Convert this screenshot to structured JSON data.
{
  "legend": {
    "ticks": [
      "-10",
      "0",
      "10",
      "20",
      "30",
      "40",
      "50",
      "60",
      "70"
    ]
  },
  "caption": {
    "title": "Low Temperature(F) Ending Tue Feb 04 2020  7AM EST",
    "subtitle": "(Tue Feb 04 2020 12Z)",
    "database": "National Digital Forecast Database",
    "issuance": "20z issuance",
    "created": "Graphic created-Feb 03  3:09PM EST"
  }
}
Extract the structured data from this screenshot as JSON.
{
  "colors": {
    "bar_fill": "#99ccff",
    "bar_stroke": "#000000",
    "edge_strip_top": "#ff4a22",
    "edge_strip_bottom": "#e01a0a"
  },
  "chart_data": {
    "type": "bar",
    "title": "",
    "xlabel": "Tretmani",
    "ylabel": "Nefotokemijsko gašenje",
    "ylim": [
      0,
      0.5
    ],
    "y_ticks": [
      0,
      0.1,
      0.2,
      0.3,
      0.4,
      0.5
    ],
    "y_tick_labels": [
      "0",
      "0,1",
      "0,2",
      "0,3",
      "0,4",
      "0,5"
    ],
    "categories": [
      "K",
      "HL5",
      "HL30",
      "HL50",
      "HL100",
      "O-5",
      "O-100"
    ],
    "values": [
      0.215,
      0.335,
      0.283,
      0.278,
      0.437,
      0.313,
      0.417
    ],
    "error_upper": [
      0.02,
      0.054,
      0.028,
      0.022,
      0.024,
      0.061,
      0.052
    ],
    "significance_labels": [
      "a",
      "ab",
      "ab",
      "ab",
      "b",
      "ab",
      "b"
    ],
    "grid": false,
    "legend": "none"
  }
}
○ ○ ○ ○ ○
Output all of the material, please, exactly as it stands.

# OUTPUT FOR THIS TASK:
Convert this screenshot to structured JSON data.
{
  "legend": {
    "ticks": [
      "-10",
      "0",
      "10",
      "20",
      "30",
      "40",
      "50",
      "60",
      "70"
    ]
  },
  "caption": {
    "title": "Low Temperature(F) Ending Tue Feb 04 2020  7AM EST",
    "subtitle": "(Tue Feb 04 2020 12Z)",
    "database": "National Digital Forecast Database",
    "issuance": "20z issuance",
    "created": "Graphic created-Feb 03  3:09PM EST"
  }
}
Extract the structured data from this screenshot as JSON.
{
  "colors": {
    "bar_fill": "#99ccff",
    "bar_stroke": "#000000",
    "edge_strip_top": "#ff4a22",
    "edge_strip_bottom": "#e01a0a"
  },
  "chart_data": {
    "type": "bar",
    "title": "",
    "xlabel": "Tretmani",
    "ylabel": "Nefotokemijsko gašenje",
    "ylim": [
      0,
      0.5
    ],
    "y_ticks": [
      0,
      0.1,
      0.2,
      0.3,
      0.4,
      0.5
    ],
    "y_tick_labels": [
      "0",
      "0,1",
      "0,2",
      "0,3",
      "0,4",
      "0,5"
    ],
    "categories": [
      "K",
      "HL5",
      "HL30",
      "HL50",
      "HL100",
      "O-5",
      "O-100"
    ],
    "values": [
      0.215,
      0.335,
      0.283,
      0.278,
      0.437,
      0.313,
      0.417
    ],
    "error_upper": [
      0.02,
      0.054,
      0.028,
      0.022,
      0.024,
      0.061,
      0.052
    ],
    "significance_labels": [
      "a",
      "ab",
      "ab",
      "ab",
      "b",
      "ab",
      "b"
    ],
    "grid": false,
    "legend": "none"
  }
}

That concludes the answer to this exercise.